** Task to carry out **
Update the material from its first line through the line with "- sparkle-icon: [553, 324, 611, 380]", changing every "video-tile" to "video-frame" and leaving the rest as it is.

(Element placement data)
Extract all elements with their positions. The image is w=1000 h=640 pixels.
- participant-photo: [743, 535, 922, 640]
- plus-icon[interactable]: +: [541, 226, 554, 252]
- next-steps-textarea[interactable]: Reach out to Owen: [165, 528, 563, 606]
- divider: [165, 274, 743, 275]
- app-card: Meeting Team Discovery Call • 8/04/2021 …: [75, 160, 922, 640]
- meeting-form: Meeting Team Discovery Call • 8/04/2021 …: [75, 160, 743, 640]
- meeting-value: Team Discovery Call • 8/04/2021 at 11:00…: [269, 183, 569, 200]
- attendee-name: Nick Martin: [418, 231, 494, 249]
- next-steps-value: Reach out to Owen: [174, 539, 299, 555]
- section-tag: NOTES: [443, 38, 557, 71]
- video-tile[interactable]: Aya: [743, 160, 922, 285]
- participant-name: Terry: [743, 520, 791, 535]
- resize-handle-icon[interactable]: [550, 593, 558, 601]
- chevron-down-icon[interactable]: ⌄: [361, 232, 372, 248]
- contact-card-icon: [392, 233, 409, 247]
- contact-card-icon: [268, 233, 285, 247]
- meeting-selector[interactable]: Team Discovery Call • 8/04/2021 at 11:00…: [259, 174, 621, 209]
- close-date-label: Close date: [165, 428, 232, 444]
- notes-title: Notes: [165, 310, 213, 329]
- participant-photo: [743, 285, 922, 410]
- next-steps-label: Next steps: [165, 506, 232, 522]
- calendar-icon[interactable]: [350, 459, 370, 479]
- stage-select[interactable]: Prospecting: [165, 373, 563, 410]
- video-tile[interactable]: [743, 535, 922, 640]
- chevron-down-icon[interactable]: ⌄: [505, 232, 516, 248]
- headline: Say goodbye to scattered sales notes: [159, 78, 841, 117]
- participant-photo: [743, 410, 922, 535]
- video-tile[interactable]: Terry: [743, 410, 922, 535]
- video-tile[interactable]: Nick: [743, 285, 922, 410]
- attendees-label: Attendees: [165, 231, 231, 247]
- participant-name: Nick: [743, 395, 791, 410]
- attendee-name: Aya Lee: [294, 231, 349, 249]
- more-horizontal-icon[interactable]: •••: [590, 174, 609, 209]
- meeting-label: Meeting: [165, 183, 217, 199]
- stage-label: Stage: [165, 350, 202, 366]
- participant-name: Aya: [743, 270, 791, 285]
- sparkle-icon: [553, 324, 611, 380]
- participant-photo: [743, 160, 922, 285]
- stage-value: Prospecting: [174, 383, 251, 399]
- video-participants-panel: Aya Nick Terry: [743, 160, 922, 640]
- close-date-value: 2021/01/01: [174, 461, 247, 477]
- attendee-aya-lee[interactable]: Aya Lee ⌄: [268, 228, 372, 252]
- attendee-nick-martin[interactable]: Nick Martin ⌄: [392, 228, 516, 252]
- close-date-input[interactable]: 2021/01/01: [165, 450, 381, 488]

** Answer below **
Extract all elements with their positions. The image is w=1000 h=640 pixels.
- participant-photo: [743, 535, 922, 640]
- plus-icon[interactable]: +: [541, 226, 554, 252]
- next-steps-textarea[interactable]: Reach out to Owen: [165, 528, 563, 606]
- divider: [165, 274, 743, 275]
- app-card: Meeting Team Discovery Call • 8/04/2021 …: [75, 160, 922, 640]
- meeting-form: Meeting Team Discovery Call • 8/04/2021 …: [75, 160, 743, 640]
- meeting-value: Team Discovery Call • 8/04/2021 at 11:00…: [269, 183, 569, 200]
- attendee-name: Nick Martin: [418, 231, 494, 249]
- next-steps-value: Reach out to Owen: [174, 539, 299, 555]
- section-tag: NOTES: [443, 38, 557, 71]
- video-frame[interactable]: Aya: [743, 160, 922, 285]
- participant-name: Terry: [743, 520, 791, 535]
- resize-handle-icon[interactable]: [550, 593, 558, 601]
- chevron-down-icon[interactable]: ⌄: [361, 232, 372, 248]
- contact-card-icon: [392, 233, 409, 247]
- contact-card-icon: [268, 233, 285, 247]
- meeting-selector[interactable]: Team Discovery Call • 8/04/2021 at 11:00…: [259, 174, 621, 209]
- close-date-label: Close date: [165, 428, 232, 444]
- notes-title: Notes: [165, 310, 213, 329]
- participant-photo: [743, 285, 922, 410]
- next-steps-label: Next steps: [165, 506, 232, 522]
- calendar-icon[interactable]: [350, 459, 370, 479]
- stage-select[interactable]: Prospecting: [165, 373, 563, 410]
- video-frame[interactable]: [743, 535, 922, 640]
- chevron-down-icon[interactable]: ⌄: [505, 232, 516, 248]
- headline: Say goodbye to scattered sales notes: [159, 78, 841, 117]
- participant-photo: [743, 410, 922, 535]
- video-frame[interactable]: Terry: [743, 410, 922, 535]
- video-frame[interactable]: Nick: [743, 285, 922, 410]
- attendees-label: Attendees: [165, 231, 231, 247]
- participant-name: Nick: [743, 395, 791, 410]
- attendee-name: Aya Lee: [294, 231, 349, 249]
- more-horizontal-icon[interactable]: •••: [590, 174, 609, 209]
- meeting-label: Meeting: [165, 183, 217, 199]
- stage-label: Stage: [165, 350, 202, 366]
- participant-name: Aya: [743, 270, 791, 285]
- sparkle-icon: [553, 324, 611, 380]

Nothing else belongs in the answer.